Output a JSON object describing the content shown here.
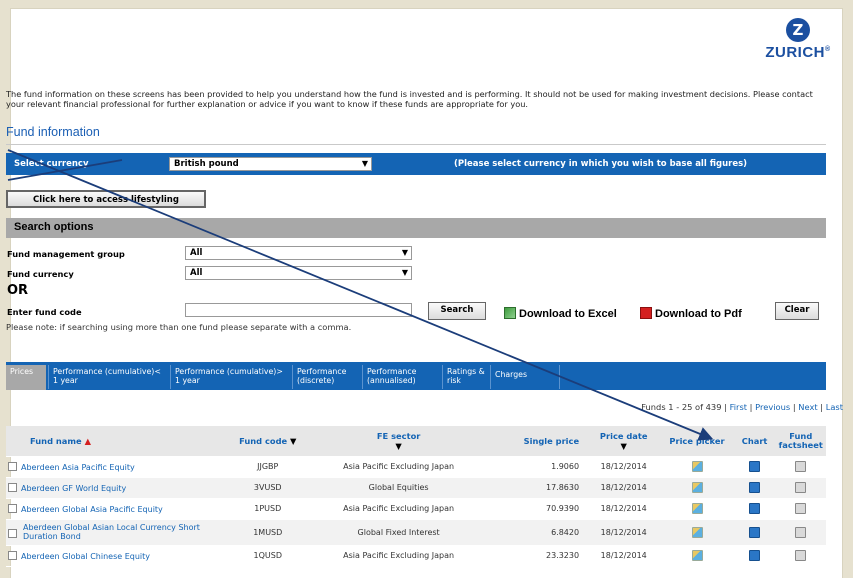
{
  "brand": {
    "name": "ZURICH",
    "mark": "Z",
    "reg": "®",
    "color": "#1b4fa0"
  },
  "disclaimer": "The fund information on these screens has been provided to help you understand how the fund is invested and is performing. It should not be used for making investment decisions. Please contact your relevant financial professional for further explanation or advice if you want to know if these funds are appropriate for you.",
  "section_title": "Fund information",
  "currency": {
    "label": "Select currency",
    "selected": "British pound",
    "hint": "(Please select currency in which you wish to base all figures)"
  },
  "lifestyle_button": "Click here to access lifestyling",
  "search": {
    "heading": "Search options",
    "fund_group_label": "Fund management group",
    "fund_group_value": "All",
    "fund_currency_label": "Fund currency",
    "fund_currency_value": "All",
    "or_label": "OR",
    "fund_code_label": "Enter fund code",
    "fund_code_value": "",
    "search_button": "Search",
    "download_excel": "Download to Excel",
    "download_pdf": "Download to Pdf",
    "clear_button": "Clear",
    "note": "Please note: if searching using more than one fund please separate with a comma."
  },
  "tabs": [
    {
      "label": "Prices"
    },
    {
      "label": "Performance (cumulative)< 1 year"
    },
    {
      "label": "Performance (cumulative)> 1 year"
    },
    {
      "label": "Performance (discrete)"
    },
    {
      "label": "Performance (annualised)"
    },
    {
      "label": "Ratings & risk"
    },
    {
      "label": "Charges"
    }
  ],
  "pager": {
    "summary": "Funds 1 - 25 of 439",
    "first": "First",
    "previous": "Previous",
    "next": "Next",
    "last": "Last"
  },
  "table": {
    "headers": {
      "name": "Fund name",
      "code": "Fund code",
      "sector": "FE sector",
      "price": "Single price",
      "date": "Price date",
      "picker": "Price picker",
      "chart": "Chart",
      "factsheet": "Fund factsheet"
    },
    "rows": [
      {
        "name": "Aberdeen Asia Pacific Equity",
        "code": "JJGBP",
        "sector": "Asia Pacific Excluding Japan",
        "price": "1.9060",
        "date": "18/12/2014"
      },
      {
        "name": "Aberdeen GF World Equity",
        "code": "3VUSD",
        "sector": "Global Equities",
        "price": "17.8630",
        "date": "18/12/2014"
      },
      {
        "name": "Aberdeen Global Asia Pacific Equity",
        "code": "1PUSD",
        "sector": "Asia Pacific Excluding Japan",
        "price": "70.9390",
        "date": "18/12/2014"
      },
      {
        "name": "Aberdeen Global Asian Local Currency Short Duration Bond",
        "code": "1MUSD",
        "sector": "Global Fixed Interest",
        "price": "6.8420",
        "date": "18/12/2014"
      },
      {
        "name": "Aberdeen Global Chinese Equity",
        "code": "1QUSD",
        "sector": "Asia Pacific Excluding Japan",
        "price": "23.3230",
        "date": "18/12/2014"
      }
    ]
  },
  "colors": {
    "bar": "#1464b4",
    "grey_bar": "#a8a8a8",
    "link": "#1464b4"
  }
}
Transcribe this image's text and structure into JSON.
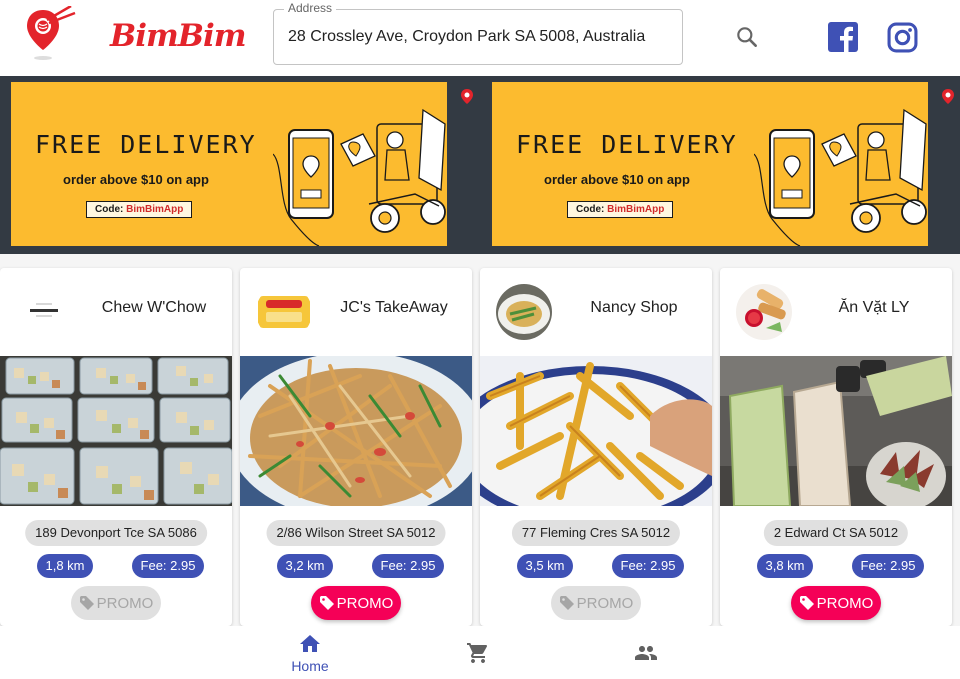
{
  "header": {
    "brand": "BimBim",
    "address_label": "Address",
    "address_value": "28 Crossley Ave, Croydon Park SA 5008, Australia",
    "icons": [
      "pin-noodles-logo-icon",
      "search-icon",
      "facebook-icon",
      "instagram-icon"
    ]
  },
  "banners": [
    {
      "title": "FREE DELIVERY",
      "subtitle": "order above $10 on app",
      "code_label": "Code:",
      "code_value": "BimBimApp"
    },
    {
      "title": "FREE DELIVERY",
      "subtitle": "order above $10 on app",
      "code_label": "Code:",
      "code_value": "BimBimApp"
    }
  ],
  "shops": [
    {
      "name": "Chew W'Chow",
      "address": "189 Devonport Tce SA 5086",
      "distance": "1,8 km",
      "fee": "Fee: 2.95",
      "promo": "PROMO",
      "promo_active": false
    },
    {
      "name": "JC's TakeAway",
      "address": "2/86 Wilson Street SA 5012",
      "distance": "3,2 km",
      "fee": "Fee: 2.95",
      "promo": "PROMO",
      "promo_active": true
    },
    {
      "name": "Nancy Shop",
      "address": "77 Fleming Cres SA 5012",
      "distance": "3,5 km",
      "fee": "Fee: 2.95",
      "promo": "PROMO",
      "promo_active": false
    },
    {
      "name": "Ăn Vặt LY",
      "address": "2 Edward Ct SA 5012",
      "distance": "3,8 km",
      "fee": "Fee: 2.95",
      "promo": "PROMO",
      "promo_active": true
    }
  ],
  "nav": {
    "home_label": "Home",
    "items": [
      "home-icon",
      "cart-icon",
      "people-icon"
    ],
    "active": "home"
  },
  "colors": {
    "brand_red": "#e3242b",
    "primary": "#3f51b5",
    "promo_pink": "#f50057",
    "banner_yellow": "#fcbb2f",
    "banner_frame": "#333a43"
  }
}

#####

Task: Where does the word "Download" appear? Return each line that holds it.

Written solution:
    "download_excel": "Download to Excel",
    "download_pdf": "Download to Pdf",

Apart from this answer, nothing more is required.